### ITEMS
-=-=-

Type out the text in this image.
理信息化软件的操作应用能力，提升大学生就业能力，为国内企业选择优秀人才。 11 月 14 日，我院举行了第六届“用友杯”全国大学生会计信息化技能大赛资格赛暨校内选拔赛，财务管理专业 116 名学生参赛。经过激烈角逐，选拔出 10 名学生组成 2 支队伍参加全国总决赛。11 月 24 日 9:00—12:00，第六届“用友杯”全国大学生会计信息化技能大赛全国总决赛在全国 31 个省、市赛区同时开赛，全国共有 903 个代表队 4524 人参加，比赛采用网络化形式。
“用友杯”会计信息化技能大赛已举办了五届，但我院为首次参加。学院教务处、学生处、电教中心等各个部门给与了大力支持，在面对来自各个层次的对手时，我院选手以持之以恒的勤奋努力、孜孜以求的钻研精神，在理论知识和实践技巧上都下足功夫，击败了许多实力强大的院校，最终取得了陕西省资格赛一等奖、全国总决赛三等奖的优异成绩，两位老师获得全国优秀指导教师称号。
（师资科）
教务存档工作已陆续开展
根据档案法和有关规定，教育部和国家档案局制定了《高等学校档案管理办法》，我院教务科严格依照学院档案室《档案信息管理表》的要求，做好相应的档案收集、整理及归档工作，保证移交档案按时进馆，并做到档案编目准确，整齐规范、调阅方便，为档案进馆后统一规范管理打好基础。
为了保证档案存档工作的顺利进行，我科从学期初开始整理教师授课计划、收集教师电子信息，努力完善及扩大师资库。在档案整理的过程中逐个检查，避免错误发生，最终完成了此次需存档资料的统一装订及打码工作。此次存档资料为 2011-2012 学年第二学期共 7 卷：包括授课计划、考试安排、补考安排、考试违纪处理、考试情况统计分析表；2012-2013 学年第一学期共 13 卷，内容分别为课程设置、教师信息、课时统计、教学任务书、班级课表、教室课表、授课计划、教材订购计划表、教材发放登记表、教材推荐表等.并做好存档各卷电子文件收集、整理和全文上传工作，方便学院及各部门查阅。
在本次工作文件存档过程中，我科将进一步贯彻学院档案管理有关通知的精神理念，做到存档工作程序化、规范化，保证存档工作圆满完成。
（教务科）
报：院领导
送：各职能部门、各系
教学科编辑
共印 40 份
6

-=-=-

Produce an exact copy of every entry above.

Type out the text in this image.
理信息化软件的操作应用能力，提升大学生就业能力，为国内企业选择优秀人才。 11 月 14 日，我院举行了第六届“用友杯”全国大学生会计信息化技能大赛资格赛暨校内选拔赛，财务管理专业 116 名学生参赛。经过激烈角逐，选拔出 10 名学生组成 2 支队伍参加全国总决赛。11 月 24 日 9:00—12:00，第六届“用友杯”全国大学生会计信息化技能大赛全国总决赛在全国 31 个省、市赛区同时开赛，全国共有 903 个代表队 4524 人参加，比赛采用网络化形式。
“用友杯”会计信息化技能大赛已举办了五届，但我院为首次参加。学院教务处、学生处、电教中心等各个部门给与了大力支持，在面对来自各个层次的对手时，我院选手以持之以恒的勤奋努力、孜孜以求的钻研精神，在理论知识和实践技巧上都下足功夫，击败了许多实力强大的院校，最终取得了陕西省资格赛一等奖、全国总决赛三等奖的优异成绩，两位老师获得全国优秀指导教师称号。
（师资科）
教务存档工作已陆续开展
根据档案法和有关规定，教育部和国家档案局制定了《高等学校档案管理办法》，我院教务科严格依照学院档案室《档案信息管理表》的要求，做好相应的档案收集、整理及归档工作，保证移交档案按时进馆，并做到档案编目准确，整齐规范、调阅方便，为档案进馆后统一规范管理打好基础。
为了保证档案存档工作的顺利进行，我科从学期初开始整理教师授课计划、收集教师电子信息，努力完善及扩大师资库。在档案整理的过程中逐个检查，避免错误发生，最终完成了此次需存档资料的统一装订及打码工作。此次存档资料为 2011-2012 学年第二学期共 7 卷：包括授课计划、考试安排、补考安排、考试违纪处理、考试情况统计分析表；2012-2013 学年第一学期共 13 卷，内容分别为课程设置、教师信息、课时统计、教学任务书、班级课表、教室课表、授课计划、教材订购计划表、教材发放登记表、教材推荐表等.并做好存档各卷电子文件收集、整理和全文上传工作，方便学院及各部门查阅。
在本次工作文件存档过程中，我科将进一步贯彻学院档案管理有关通知的精神理念，做到存档工作程序化、规范化，保证存档工作圆满完成。
（教务科）
报：院领导
送：各职能部门、各系
教学科编辑
共印 40 份
6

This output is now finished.